● **Given records**
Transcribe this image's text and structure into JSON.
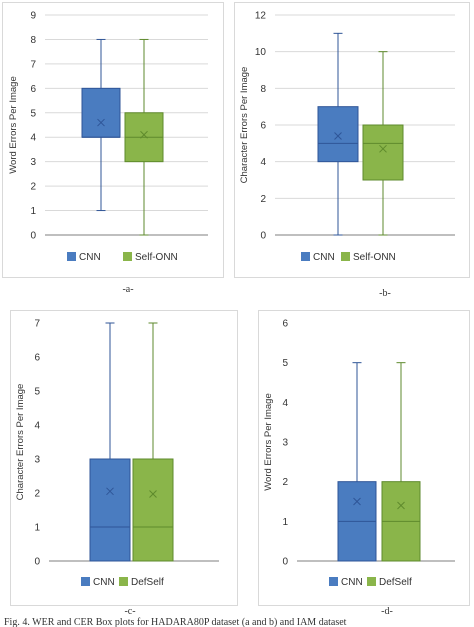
{
  "colors": {
    "series1": "#4a7cc0",
    "series1_edge": "#2f5597",
    "series2": "#8ab54a",
    "series2_edge": "#5e8a2c",
    "axis": "#7f7f7f",
    "grid": "#d9d9d9"
  },
  "chart_data": [
    {
      "type": "box",
      "sublabel": "-a-",
      "ylabel": "Word Errors Per Image",
      "ylim": [
        0,
        9
      ],
      "yticks": [
        "0",
        "1",
        "2",
        "3",
        "4",
        "5",
        "6",
        "7",
        "8",
        "9"
      ],
      "grid": true,
      "legend_placement": "bottom",
      "series": [
        {
          "name": "CNN",
          "min": 1,
          "q1": 4,
          "median": 4,
          "q3": 6,
          "max": 8,
          "mean": 4.6
        },
        {
          "name": "Self-ONN",
          "min": 0,
          "q1": 3,
          "median": 4,
          "q3": 5,
          "max": 8,
          "mean": 4.1
        }
      ]
    },
    {
      "type": "box",
      "sublabel": "-b-",
      "ylabel": "Character Errors Per Image",
      "ylim": [
        0,
        12
      ],
      "yticks": [
        "0",
        "2",
        "4",
        "6",
        "8",
        "10",
        "12"
      ],
      "grid": true,
      "legend_placement": "bottom",
      "series": [
        {
          "name": "CNN",
          "min": 0,
          "q1": 4,
          "median": 5,
          "q3": 7,
          "max": 11,
          "mean": 5.4
        },
        {
          "name": "Self-ONN",
          "min": 0,
          "q1": 3,
          "median": 5,
          "q3": 6,
          "max": 10,
          "mean": 4.7
        }
      ]
    },
    {
      "type": "box",
      "sublabel": "-c-",
      "ylabel": "Character Errors Per Image",
      "ylim": [
        0,
        7
      ],
      "yticks": [
        "0",
        "1",
        "2",
        "3",
        "4",
        "5",
        "6",
        "7"
      ],
      "grid": false,
      "legend_placement": "bottom",
      "series": [
        {
          "name": "CNN",
          "min": 0,
          "q1": 0,
          "median": 1,
          "q3": 3,
          "max": 7,
          "mean": 2.05
        },
        {
          "name": "DefSelf",
          "min": 0,
          "q1": 0,
          "median": 1,
          "q3": 3,
          "max": 7,
          "mean": 1.97
        }
      ]
    },
    {
      "type": "box",
      "sublabel": "-d-",
      "ylabel": "Word Errors Per Image",
      "ylim": [
        0,
        6
      ],
      "yticks": [
        "0",
        "1",
        "2",
        "3",
        "4",
        "5",
        "6"
      ],
      "grid": false,
      "legend_placement": "bottom",
      "series": [
        {
          "name": "CNN",
          "min": 0,
          "q1": 0,
          "median": 1,
          "q3": 2,
          "max": 5,
          "mean": 1.5
        },
        {
          "name": "DefSelf",
          "min": 0,
          "q1": 0,
          "median": 1,
          "q3": 2,
          "max": 5,
          "mean": 1.4
        }
      ]
    }
  ],
  "caption": "Fig. 4. WER and CER Box plots for HADARA80P dataset (a and b) and IAM dataset"
}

● **Required work**
Count how many lines of the material hold the string "mean". Give the number and nothing more.

● **Solution to this problem**
8